Records provided:
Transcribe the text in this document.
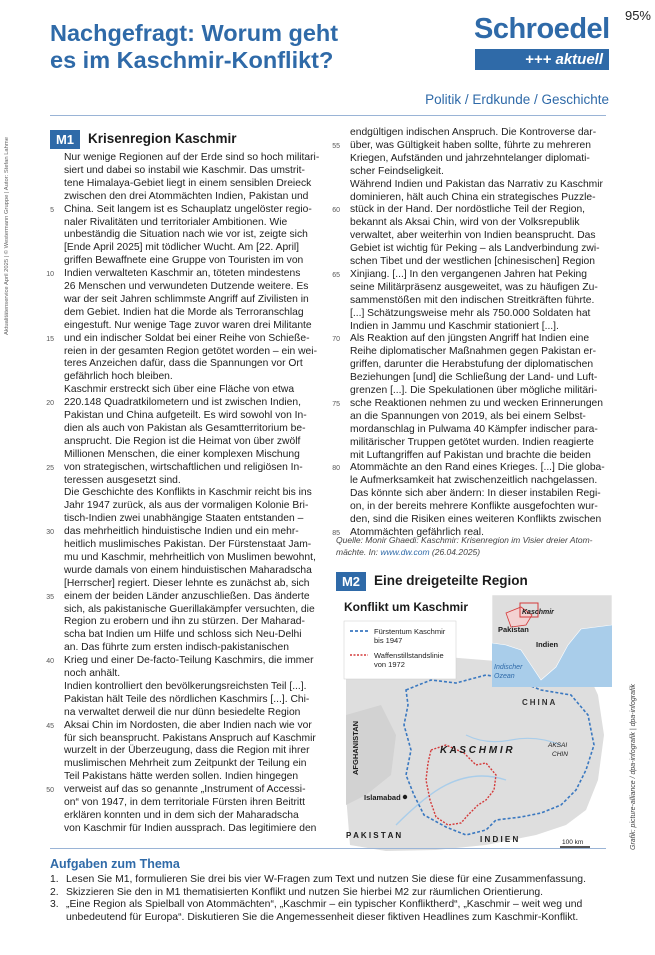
95%
Nachgefragt: Worum geht
es im Kaschmir-Konflikt?
Schroedel
+++ aktuell
Politik / Erdkunde / Geschichte
Aktualitätenservice April 2025 | © Westermann Gruppe | Autor: Stefan Lahme	M1	Krisenregion Kaschmir
Nur wenige Regionen auf der Erde sind so hoch militari-
siert und dabei so instabil wie Kaschmir. Das umstrit-
tene Himalaya-Gebiet liegt in einem sensiblen Dreieck
zwischen den drei Atommächten Indien, Pakistan und
China. Seit langem ist es Schauplatz ungelöster regio-
naler Rivalitäten und territorialer Ambitionen. Wie
unbeständig die Situation nach wie vor ist, zeigte sich
[Ende April 2025] mit tödlicher Wucht. Am [22. April]
griffen Bewaffnete eine Gruppe von Touristen im von
Indien verwalteten Kaschmir an, töteten mindestens
26 Menschen und verwundeten Dutzende weitere. Es
war der seit Jahren schlimmste Angriff auf Zivilisten in
dem Gebiet. Indien hat die Morde als Terroranschlag
eingestuft. Nur wenige Tage zuvor waren drei Militante
und ein indischer Soldat bei einer Reihe von Schieße-
reien in der gesamten Region getötet worden – ein wei-
teres Anzeichen dafür, dass die Spannungen vor Ort
gefährlich hoch bleiben.
Kaschmir erstreckt sich über eine Fläche von etwa
220.148 Quadratkilometern und ist zwischen Indien,
Pakistan und China aufgeteilt. Es wird sowohl von In-
dien als auch von Pakistan als Gesamtterritorium be-
ansprucht. Die Region ist die Heimat von über zwölf
Millionen Menschen, die einer komplexen Mischung
von strategischen, wirtschaftlichen und religiösen In-
teressen ausgesetzt sind.
Die Geschichte des Konflikts in Kaschmir reicht bis ins
Jahr 1947 zurück, als aus der vormaligen Kolonie Bri-
tisch-Indien zwei unabhängige Staaten entstanden –
das mehrheitlich hinduistische Indien und ein mehr-
heitlich muslimisches Pakistan. Der Fürstenstaat Jam-
mu und Kaschmir, mehrheitlich von Muslimen bewohnt,
wurde damals von einem hinduistischen Maharadscha
[Herrscher] regiert. Dieser lehnte es zunächst ab, sich
einem der beiden Länder anzuschließen. Das änderte
sich, als pakistanische Guerillakämpfer versuchten, die
Region zu erobern und ihn zu stürzen. Der Maharad-
scha bat Indien um Hilfe und schloss sich Neu-Delhi
an. Das führte zum ersten indisch-pakistanischen
Krieg und einer De-facto-Teilung Kaschmirs, die immer
noch anhält.
Indien kontrolliert den bevölkerungsreichsten Teil [...].
Pakistan hält Teile des nördlichen Kaschmirs [...]. Chi-
na verwaltet derweil die nur dünn besiedelte Region
Aksai Chin im Nordosten, die aber Indien nach wie vor
für sich beansprucht. Pakistans Anspruch auf Kaschmir
wurzelt in der Überzeugung, dass die Region mit ihrer
muslimischen Mehrheit zum Zeitpunkt der Teilung ein
Teil Pakistans hätte werden sollen. Indien hingegen
verweist auf das so genannte „Instrument of Accessi-
on“ von 1947, in dem territoriale Fürsten ihren Beitritt
erklären konnten und in dem sich der Maharadscha
von Kaschmir für Indien aussprach. Das legitimiere den
5
10
15
20
25
30
35
40
45
50
endgültigen indischen Anspruch. Die Kontroverse dar-
über, was Gültigkeit haben sollte, führte zu mehreren
Kriegen, Aufständen und jahrzehntelanger diplomati-
scher Feindseligkeit.
Während Indien und Pakistan das Narrativ zu Kaschmir
dominieren, hält auch China ein strategisches Puzzle-
stück in der Hand. Der nordöstliche Teil der Region,
bekannt als Aksai Chin, wird von der Volksrepublik
verwaltet, aber weiterhin von Indien beansprucht. Das
Gebiet ist wichtig für Peking – als Landverbindung zwi-
schen Tibet und der westlichen [chinesischen] Region
Xinjiang. [...] In den vergangenen Jahren hat Peking
seine Militärpräsenz ausgeweitet, was zu häufigen Zu-
sammenstößen mit den indischen Streitkräften führte.
[...] Schätzungsweise mehr als 750.000 Soldaten hat
Indien in Jammu und Kaschmir stationiert [...].
Als Reaktion auf den jüngsten Angriff hat Indien eine
Reihe diplomatischer Maßnahmen gegen Pakistan er-
griffen, darunter die Herabstufung der diplomatischen
Beziehungen [und] die Schließung der Land- und Luft-
grenzen [...]. Die Spekulationen über mögliche militäri-
sche Reaktionen nehmen zu und wecken Erinnerungen
an die Spannungen von 2019, als bei einem Selbst-
mordanschlag in Pulwama 40 Kämpfer indischer para-
militärischer Truppen getötet wurden. Indien reagierte
mit Luftangriffen auf Pakistan und brachte die beiden
Atommächte an den Rand eines Krieges. [...] Die globa-
le Aufmerksamkeit hat zwischenzeitlich nachgelassen.
Das könnte sich aber ändern: In dieser instabilen Regi-
on, in der bereits mehrere Konflikte ausgefochten wur-
den, sind die Risiken eines weiteren Konflikts zwischen
Atommächten gefährlich real.
55
60
65
70
75
80
85
Quelle: Monir Ghaedi: Kaschmir: Krisenregion im Visier dreier Atom-
mächte. In: www.dw.com (26.04.2025)
M2	Eine dreigeteilte Region
Konflikt um Kaschmir
Fürstentum Kaschmir
bis 1947
Waffenstillstandslinie
von 1972
Kaschmir
Pakistan
Indien
Indischer
Ozean
AFGHANISTAN
CHINA
K A S C H M I R	AKSAI
CHIN
Islamabad
P A K I S T A N	I N D I E N	100 km	Grafik: picture-alliance / dpa-infografik | dpa-infografik
Aufgaben zum Thema
1. Lesen Sie M1, formulieren Sie drei bis vier W-Fragen zum Text und nutzen Sie diese für eine Zusammenfassung.
2. Skizzieren Sie den in M1 thematisierten Konflikt und nutzen Sie hierbei M2 zur räumlichen Orientierung.
3. „Eine Region als Spielball von Atommächten“, „Kaschmir – ein typischer Konfliktherd“, „Kaschmir – weit weg und
unbedeutend für Europa“. Diskutieren Sie die Angemessenheit dieser fiktiven Headlines zum Kaschmir-Konflikt.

Directive: Check each line of the records for the word "Maharadscha", and show the lines that contain it.

Completed exercise:
wurde damals von einem hinduistischen Maharadscha
erklären konnten und in dem sich der Maharadscha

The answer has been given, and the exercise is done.